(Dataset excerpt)
▽

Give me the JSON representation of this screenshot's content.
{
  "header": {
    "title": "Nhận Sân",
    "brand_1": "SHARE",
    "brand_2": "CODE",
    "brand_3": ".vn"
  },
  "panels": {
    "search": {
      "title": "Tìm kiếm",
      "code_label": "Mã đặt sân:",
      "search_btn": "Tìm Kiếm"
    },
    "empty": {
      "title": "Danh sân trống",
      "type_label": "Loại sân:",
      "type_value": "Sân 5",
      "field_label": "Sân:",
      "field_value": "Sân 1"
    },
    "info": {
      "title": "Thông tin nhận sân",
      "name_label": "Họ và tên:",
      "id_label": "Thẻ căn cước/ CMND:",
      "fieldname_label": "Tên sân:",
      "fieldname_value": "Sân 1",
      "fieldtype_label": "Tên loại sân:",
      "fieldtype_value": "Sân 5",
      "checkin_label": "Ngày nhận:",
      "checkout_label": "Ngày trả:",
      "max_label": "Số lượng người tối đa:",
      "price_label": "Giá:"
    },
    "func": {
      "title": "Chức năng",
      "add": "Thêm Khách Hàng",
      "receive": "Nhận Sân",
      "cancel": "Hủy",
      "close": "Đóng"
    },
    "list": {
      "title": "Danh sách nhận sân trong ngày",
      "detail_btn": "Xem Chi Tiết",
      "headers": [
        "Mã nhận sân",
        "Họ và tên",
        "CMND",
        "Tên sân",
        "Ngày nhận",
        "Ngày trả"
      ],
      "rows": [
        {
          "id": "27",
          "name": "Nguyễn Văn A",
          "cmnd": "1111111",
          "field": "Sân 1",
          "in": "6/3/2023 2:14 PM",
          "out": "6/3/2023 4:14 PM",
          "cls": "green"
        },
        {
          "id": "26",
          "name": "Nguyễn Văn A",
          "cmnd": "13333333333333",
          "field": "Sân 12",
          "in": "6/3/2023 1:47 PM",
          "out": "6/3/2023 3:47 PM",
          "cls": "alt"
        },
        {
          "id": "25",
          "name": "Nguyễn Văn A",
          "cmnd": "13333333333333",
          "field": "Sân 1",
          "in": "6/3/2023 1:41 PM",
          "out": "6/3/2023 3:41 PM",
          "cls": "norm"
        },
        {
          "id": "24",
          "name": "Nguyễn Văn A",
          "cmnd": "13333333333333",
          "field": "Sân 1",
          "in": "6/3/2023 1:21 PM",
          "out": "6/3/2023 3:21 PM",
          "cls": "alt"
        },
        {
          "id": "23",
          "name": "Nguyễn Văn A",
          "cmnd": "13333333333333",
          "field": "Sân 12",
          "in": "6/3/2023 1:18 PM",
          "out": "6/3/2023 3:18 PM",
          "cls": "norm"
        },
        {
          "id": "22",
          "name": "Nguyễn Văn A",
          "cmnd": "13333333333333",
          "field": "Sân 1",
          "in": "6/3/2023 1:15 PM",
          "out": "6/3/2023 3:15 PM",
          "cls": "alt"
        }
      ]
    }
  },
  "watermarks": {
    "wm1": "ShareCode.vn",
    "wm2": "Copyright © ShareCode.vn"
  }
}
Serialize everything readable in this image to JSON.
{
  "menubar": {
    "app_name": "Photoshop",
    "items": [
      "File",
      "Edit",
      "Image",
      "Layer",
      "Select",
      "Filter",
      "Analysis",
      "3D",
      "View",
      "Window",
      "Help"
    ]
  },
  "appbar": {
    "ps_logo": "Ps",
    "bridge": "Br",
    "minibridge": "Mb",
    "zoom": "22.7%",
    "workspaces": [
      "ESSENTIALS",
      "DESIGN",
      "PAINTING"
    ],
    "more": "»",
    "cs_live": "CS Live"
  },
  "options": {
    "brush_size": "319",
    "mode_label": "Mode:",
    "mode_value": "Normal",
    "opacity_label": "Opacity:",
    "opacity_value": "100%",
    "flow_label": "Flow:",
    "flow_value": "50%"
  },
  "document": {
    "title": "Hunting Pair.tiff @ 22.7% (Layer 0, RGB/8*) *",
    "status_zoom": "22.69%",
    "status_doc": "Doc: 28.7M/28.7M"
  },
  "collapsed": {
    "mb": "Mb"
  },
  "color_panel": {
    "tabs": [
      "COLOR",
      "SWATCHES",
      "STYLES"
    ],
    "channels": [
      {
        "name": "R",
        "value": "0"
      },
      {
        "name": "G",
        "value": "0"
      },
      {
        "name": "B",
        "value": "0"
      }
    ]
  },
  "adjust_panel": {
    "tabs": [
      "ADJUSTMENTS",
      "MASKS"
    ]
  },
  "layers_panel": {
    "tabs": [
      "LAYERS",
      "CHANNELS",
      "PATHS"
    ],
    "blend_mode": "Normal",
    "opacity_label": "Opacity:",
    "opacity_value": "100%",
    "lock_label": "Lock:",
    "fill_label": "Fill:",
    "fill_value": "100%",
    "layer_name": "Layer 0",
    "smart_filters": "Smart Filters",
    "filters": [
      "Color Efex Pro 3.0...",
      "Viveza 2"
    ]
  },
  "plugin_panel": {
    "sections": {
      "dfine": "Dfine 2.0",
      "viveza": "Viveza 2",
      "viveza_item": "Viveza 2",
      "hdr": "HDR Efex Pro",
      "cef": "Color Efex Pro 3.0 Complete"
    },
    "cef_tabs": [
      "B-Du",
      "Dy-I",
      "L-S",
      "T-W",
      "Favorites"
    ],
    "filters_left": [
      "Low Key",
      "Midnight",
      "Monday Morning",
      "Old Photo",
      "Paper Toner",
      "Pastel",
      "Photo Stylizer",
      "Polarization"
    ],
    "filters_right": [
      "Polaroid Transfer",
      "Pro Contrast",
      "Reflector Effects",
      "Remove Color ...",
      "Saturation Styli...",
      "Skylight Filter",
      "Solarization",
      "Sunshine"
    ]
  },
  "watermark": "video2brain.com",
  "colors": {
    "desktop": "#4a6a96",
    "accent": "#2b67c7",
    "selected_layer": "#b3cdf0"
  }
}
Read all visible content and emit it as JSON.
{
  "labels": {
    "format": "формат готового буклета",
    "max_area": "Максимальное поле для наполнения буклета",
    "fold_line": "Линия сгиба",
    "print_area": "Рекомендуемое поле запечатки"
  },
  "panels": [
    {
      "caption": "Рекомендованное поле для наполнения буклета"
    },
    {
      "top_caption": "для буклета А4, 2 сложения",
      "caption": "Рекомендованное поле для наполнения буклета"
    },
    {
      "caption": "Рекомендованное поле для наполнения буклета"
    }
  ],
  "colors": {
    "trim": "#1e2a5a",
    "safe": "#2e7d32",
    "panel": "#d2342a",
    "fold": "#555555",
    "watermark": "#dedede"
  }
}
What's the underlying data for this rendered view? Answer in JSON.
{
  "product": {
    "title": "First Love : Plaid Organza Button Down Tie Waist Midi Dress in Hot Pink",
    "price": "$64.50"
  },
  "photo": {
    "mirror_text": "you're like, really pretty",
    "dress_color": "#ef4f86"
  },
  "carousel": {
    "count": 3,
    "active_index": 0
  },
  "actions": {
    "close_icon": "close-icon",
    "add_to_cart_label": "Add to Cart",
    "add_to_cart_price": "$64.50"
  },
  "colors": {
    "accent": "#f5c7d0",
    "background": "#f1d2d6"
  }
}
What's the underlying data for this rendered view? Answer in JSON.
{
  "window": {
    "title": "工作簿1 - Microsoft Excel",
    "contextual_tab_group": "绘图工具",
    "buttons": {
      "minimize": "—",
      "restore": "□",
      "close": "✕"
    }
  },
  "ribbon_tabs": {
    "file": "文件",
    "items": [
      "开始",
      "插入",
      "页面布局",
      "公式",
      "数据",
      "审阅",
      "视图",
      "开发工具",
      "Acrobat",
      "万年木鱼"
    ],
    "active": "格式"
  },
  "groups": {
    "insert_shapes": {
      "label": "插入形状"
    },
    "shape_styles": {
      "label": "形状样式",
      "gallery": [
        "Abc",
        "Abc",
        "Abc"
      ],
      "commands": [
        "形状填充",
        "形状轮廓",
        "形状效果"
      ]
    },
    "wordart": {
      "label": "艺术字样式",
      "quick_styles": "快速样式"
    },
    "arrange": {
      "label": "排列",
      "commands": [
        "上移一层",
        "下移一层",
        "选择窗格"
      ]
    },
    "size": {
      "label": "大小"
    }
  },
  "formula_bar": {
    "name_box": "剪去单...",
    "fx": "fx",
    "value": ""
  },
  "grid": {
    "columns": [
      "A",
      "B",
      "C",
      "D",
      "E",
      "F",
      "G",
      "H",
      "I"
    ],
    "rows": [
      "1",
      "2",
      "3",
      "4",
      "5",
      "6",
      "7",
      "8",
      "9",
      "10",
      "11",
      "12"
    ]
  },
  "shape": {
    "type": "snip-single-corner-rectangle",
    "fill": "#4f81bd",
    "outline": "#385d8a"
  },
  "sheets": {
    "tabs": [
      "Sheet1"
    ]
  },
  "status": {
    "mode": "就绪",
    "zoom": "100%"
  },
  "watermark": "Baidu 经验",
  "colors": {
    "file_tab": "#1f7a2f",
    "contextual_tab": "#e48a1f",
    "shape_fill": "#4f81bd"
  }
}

△

§ **WHAT YOU HAVE TO DO**: Read through the lines above and collect those that contain the string "ShareCode".

§ **TASK RESPONSE**:
    "wm1": "ShareCode.vn",
    "wm2": "Copyright © ShareCode.vn"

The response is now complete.